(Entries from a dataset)
--- start ---

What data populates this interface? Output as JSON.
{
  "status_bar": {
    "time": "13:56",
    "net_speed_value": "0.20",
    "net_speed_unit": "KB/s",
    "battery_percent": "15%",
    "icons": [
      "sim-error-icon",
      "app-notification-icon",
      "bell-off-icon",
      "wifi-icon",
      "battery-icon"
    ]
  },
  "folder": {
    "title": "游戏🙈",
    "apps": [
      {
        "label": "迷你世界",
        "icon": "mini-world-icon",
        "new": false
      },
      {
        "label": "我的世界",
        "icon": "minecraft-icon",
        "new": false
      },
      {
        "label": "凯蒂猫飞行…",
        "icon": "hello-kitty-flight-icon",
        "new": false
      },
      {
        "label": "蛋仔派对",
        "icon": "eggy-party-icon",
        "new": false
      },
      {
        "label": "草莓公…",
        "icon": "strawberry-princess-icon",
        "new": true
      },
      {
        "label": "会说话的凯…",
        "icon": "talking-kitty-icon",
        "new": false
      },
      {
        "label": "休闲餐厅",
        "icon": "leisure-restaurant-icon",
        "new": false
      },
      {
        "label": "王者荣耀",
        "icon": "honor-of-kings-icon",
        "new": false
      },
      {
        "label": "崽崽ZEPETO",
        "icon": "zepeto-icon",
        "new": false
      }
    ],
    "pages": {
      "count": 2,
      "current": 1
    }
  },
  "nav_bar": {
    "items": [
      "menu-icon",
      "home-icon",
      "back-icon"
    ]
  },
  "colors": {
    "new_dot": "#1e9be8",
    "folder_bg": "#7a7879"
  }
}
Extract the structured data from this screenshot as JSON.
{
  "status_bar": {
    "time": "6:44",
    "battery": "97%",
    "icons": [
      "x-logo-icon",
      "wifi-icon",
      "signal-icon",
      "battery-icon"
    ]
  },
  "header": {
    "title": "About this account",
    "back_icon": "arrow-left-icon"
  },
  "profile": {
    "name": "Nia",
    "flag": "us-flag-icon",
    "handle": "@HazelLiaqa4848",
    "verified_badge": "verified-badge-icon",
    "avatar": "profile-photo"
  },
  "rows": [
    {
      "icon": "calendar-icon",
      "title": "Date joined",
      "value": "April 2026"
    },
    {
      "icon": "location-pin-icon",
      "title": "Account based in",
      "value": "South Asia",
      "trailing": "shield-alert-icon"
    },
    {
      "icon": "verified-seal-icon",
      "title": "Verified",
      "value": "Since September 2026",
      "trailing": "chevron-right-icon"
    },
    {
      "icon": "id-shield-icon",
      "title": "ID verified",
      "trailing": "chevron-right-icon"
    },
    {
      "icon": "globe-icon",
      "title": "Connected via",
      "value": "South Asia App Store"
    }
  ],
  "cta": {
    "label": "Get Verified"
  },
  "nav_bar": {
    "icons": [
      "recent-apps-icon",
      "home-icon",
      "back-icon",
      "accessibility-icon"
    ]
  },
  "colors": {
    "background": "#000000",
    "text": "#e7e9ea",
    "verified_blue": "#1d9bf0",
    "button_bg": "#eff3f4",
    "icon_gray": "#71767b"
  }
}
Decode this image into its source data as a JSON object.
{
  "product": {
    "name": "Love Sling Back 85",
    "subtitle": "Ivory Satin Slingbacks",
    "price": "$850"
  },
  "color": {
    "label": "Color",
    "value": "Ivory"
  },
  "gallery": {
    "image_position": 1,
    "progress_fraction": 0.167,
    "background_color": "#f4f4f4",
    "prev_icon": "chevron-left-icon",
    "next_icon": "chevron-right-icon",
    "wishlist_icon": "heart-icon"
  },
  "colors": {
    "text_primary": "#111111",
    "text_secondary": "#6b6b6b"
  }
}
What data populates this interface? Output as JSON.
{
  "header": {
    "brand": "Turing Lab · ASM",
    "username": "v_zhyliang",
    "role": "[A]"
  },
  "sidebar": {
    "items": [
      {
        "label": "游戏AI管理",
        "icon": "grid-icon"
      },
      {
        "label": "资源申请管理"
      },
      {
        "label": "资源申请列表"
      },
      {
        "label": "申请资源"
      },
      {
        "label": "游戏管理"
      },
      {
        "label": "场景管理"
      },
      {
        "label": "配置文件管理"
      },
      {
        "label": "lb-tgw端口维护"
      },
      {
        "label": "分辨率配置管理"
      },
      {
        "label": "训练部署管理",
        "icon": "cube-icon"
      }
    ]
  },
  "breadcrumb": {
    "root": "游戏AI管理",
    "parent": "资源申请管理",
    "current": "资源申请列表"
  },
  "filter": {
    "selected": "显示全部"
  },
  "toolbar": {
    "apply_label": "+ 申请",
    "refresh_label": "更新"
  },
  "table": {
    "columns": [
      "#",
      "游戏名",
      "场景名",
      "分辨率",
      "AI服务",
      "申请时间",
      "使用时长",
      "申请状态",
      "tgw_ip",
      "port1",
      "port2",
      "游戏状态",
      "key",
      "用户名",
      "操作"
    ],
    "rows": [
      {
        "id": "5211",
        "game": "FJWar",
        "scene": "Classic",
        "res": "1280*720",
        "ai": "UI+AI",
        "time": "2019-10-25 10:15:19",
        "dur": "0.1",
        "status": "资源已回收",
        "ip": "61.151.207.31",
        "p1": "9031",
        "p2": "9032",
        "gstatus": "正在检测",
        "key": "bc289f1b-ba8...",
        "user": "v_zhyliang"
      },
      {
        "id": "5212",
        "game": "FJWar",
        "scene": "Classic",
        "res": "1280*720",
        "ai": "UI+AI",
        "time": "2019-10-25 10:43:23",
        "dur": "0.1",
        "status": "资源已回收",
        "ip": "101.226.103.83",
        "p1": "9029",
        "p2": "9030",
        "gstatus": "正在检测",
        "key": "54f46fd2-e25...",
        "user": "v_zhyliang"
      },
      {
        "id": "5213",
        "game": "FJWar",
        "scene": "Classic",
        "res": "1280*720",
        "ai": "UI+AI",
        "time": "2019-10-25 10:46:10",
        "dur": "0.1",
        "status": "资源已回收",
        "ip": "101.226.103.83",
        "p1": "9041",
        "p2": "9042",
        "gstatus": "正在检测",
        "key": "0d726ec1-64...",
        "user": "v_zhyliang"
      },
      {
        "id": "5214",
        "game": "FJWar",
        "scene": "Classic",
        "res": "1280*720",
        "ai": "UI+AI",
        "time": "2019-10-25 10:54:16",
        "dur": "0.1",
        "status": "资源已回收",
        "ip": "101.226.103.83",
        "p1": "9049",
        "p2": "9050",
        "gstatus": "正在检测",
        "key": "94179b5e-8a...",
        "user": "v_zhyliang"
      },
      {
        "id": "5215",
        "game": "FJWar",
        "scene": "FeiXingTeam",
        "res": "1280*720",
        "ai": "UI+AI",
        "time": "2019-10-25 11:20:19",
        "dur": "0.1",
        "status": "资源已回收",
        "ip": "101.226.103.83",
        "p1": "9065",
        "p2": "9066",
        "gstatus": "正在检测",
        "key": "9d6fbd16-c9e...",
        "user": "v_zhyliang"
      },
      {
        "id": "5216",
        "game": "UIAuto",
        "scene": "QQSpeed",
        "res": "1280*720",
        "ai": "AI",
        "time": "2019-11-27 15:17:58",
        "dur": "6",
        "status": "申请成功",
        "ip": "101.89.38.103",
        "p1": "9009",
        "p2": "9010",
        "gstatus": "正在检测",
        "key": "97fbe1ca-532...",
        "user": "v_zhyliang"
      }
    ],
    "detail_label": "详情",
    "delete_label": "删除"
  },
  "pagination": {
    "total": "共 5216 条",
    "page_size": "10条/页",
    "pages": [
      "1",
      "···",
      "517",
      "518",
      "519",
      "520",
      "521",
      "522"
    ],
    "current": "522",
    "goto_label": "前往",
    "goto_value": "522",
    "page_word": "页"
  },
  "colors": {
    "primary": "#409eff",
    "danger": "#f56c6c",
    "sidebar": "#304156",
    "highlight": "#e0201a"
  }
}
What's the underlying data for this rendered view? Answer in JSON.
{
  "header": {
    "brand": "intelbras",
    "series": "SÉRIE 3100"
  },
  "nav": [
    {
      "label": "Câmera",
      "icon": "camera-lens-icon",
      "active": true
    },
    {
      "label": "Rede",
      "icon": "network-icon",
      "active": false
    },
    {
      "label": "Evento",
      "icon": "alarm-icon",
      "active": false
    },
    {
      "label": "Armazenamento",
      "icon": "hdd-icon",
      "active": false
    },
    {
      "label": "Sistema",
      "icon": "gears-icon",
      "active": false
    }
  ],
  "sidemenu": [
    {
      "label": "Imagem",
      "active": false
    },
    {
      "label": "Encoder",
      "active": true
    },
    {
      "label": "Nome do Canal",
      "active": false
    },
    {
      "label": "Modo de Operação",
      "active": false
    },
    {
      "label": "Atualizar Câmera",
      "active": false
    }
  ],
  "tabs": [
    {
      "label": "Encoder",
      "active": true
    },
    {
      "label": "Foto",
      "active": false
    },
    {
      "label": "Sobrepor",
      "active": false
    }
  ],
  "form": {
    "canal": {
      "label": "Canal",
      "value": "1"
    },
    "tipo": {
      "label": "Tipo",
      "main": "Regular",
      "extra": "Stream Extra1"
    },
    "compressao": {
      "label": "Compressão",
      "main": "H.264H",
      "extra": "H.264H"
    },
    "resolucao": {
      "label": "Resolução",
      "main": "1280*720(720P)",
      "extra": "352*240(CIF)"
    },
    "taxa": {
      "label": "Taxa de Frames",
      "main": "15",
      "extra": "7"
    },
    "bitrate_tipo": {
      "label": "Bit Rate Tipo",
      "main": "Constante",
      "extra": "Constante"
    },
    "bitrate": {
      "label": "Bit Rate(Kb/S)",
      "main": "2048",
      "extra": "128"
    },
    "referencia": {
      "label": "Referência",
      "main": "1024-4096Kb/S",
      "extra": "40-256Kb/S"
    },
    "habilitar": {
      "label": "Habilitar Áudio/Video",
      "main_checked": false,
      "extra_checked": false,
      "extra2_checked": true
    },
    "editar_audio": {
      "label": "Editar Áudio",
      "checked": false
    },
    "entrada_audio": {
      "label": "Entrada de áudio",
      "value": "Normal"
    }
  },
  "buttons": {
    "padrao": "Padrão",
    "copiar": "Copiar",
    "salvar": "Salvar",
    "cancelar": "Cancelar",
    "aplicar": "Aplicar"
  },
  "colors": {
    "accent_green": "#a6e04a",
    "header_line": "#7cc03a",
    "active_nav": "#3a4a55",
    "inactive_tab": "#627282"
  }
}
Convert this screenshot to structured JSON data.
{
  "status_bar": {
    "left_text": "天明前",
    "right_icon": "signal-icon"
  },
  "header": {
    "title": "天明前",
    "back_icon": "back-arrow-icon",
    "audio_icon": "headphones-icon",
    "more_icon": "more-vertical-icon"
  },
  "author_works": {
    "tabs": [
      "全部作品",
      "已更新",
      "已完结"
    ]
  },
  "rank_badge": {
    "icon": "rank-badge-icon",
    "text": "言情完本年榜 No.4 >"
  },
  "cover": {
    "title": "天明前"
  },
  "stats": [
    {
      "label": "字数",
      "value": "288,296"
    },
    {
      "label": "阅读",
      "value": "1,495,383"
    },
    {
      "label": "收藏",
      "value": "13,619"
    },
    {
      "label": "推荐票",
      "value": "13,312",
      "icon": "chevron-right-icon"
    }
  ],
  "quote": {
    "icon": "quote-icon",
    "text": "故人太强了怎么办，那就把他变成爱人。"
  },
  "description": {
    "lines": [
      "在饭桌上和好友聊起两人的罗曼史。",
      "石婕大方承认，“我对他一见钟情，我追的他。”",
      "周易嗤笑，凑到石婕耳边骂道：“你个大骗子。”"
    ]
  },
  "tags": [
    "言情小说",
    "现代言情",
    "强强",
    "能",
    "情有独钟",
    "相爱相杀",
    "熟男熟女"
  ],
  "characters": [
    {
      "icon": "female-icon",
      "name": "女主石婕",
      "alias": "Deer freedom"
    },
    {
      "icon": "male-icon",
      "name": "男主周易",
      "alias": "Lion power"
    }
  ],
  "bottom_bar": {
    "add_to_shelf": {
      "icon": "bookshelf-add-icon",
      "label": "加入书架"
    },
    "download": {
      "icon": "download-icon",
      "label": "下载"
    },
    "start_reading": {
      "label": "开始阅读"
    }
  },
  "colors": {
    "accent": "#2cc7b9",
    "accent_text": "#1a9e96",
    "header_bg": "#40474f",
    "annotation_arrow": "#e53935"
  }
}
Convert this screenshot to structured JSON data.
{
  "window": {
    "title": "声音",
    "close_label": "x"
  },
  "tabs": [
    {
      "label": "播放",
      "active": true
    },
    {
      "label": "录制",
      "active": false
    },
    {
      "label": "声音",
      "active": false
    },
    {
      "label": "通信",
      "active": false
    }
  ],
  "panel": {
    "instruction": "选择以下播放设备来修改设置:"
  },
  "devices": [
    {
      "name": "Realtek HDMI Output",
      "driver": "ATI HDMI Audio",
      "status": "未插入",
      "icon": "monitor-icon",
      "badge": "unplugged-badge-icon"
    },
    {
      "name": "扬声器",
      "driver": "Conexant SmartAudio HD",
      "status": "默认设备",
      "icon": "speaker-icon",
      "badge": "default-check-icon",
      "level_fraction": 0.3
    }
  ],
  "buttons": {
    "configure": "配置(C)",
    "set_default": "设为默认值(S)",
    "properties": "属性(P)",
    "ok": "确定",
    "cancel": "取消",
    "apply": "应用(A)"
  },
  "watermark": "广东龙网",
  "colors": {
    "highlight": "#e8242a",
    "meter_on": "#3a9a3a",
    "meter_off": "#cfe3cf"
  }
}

--- end ---

» TASK STATEMENT
Which lines include "Câmera"? Copy each of them out.

» EXERCISE ANSWER
      "label": "Câmera",
      "label": "Atualizar Câmera",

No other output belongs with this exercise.